======== Data listing
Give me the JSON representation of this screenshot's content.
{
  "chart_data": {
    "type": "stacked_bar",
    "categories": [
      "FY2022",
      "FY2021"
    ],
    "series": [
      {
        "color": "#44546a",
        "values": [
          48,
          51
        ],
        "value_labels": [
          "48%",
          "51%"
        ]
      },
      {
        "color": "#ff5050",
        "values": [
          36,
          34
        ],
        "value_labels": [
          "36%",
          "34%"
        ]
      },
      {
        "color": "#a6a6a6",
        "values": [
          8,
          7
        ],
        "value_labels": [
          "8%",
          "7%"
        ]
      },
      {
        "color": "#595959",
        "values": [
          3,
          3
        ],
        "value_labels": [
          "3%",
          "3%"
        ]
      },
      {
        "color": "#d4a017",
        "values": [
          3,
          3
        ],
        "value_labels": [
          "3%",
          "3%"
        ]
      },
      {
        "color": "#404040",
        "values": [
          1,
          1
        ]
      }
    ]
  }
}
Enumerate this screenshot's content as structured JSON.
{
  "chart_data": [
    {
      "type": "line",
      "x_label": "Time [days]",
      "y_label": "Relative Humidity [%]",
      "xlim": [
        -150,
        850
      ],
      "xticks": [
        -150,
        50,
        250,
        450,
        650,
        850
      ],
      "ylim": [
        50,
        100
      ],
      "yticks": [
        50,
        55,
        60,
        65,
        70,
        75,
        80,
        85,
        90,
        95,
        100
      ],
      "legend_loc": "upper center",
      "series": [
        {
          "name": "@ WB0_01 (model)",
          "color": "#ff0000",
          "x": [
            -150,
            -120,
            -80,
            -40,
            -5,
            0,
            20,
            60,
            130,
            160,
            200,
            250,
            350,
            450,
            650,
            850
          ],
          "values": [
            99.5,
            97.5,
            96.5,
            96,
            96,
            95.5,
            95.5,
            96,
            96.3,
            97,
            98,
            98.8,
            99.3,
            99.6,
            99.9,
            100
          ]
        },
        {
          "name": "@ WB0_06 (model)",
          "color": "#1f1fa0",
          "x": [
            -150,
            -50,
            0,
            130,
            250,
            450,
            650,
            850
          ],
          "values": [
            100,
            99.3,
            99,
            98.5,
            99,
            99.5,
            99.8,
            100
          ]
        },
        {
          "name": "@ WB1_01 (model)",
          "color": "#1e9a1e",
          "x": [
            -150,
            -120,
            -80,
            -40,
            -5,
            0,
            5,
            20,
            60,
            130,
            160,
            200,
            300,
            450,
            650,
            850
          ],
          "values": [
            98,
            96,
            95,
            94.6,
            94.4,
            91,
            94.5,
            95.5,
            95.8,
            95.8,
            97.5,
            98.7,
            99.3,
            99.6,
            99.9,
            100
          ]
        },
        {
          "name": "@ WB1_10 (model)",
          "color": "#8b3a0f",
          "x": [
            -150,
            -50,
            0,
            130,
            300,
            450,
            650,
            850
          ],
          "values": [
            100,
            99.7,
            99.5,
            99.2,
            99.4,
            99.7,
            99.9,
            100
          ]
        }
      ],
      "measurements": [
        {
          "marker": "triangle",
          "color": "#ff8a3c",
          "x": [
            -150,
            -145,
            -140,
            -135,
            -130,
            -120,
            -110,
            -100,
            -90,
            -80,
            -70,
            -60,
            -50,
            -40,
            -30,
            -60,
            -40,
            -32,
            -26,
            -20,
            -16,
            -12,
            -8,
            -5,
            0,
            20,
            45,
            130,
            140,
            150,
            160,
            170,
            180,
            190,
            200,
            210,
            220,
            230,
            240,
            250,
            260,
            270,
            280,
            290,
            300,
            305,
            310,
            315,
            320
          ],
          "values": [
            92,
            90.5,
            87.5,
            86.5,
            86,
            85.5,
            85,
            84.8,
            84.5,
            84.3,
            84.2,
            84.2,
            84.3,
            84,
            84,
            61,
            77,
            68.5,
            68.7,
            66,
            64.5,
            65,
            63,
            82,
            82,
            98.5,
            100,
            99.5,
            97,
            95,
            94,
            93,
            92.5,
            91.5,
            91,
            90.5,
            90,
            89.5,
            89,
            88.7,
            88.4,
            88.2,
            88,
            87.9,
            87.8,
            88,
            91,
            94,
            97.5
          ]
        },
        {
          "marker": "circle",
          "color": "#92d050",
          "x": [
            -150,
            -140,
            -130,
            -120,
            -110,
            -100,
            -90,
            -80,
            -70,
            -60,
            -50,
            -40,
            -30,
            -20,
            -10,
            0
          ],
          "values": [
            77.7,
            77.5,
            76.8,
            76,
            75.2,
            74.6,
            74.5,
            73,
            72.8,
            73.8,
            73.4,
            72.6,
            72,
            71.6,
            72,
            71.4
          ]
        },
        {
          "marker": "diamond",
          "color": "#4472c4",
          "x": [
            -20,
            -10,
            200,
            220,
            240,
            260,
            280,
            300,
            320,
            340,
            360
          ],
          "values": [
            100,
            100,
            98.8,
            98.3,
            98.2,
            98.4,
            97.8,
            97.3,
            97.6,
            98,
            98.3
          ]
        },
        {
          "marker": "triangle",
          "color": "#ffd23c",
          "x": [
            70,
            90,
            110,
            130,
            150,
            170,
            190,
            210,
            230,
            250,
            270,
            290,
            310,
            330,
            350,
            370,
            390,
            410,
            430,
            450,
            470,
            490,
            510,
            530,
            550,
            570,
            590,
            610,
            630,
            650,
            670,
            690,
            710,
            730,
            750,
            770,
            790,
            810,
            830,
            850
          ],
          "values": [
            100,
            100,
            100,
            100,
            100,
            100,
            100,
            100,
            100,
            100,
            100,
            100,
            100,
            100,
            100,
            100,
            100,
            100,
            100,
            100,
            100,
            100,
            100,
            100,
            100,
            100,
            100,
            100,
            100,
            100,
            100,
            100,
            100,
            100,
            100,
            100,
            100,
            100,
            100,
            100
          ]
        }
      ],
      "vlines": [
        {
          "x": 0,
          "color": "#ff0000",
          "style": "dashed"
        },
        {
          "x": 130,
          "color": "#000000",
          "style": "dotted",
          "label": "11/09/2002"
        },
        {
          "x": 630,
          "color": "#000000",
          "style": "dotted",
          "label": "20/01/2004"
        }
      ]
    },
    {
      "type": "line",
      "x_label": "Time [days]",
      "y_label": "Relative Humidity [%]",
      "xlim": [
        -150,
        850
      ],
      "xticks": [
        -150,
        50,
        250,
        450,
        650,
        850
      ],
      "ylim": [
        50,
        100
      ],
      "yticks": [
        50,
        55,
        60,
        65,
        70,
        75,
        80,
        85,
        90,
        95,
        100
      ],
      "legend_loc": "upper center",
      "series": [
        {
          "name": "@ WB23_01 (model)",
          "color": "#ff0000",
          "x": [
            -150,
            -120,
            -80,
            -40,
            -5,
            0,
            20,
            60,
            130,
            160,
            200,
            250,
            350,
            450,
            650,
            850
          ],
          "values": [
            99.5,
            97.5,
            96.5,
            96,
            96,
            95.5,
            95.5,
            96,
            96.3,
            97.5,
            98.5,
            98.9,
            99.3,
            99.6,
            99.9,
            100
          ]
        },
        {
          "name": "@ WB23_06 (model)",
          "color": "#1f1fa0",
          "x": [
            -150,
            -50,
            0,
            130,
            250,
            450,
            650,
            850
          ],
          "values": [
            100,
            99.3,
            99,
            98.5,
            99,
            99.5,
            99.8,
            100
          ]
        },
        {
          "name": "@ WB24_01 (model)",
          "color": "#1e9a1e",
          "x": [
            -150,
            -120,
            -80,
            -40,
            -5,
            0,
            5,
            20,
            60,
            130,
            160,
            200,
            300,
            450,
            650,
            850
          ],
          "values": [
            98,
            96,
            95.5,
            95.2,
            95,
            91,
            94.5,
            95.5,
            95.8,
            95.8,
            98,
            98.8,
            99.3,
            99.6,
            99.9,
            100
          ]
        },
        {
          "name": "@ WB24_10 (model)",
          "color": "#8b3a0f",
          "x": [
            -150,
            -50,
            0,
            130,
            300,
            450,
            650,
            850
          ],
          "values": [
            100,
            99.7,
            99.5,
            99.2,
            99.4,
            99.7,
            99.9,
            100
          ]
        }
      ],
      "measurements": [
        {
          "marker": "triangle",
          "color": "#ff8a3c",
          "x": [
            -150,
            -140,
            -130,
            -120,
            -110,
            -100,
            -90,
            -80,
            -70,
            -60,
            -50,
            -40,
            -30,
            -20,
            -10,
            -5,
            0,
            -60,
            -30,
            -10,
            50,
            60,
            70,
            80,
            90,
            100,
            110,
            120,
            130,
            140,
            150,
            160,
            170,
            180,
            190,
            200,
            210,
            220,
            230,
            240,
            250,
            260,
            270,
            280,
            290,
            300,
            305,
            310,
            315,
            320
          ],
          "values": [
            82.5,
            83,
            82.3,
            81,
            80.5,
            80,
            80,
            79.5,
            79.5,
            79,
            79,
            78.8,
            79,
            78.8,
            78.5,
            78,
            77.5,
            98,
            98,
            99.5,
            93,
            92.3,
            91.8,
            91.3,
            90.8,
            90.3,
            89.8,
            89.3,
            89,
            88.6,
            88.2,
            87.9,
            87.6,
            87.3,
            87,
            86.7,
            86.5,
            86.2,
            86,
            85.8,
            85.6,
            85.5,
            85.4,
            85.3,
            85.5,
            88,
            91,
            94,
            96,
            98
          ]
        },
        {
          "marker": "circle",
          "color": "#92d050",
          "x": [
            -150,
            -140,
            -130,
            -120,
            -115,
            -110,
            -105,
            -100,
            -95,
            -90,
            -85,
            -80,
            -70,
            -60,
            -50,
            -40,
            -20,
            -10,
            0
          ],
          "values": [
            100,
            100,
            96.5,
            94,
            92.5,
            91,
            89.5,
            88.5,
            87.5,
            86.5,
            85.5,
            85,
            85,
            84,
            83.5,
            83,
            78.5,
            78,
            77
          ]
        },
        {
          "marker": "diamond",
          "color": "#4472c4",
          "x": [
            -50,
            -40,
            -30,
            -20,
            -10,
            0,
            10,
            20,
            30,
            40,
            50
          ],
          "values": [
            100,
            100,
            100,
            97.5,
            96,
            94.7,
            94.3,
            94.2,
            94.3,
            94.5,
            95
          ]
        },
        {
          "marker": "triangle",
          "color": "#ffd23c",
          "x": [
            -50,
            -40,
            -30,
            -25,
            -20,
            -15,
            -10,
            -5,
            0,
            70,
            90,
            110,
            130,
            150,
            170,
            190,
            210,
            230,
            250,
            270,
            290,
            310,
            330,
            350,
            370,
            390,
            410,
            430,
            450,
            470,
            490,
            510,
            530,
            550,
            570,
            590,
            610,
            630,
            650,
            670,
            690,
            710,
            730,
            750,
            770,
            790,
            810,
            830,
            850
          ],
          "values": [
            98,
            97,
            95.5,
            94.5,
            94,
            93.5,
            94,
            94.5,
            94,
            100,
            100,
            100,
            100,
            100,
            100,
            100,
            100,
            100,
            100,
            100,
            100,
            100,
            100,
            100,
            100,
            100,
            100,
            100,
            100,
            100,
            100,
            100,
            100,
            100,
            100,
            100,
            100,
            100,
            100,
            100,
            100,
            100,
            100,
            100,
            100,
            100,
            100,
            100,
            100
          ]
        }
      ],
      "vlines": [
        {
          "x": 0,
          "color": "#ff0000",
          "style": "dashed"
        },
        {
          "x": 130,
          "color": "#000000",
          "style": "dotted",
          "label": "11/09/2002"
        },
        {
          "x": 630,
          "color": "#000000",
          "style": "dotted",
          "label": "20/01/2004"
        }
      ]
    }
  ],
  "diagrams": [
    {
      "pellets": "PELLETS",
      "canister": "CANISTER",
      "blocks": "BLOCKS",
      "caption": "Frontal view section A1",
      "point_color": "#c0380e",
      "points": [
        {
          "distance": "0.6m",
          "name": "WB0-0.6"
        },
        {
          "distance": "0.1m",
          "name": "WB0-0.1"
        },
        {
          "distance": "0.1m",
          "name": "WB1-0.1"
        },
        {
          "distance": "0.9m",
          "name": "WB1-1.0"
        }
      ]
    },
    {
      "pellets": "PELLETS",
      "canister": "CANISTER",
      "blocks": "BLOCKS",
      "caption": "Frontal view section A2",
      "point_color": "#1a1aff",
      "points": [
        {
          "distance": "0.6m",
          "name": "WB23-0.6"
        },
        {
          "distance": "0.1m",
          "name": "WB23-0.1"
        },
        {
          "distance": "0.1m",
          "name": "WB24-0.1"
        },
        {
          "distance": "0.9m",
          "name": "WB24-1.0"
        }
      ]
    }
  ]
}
================
### What is needed
Within the data above, count the lines that contain the string "content"; the reply is the number alone.

### Finished exercise
2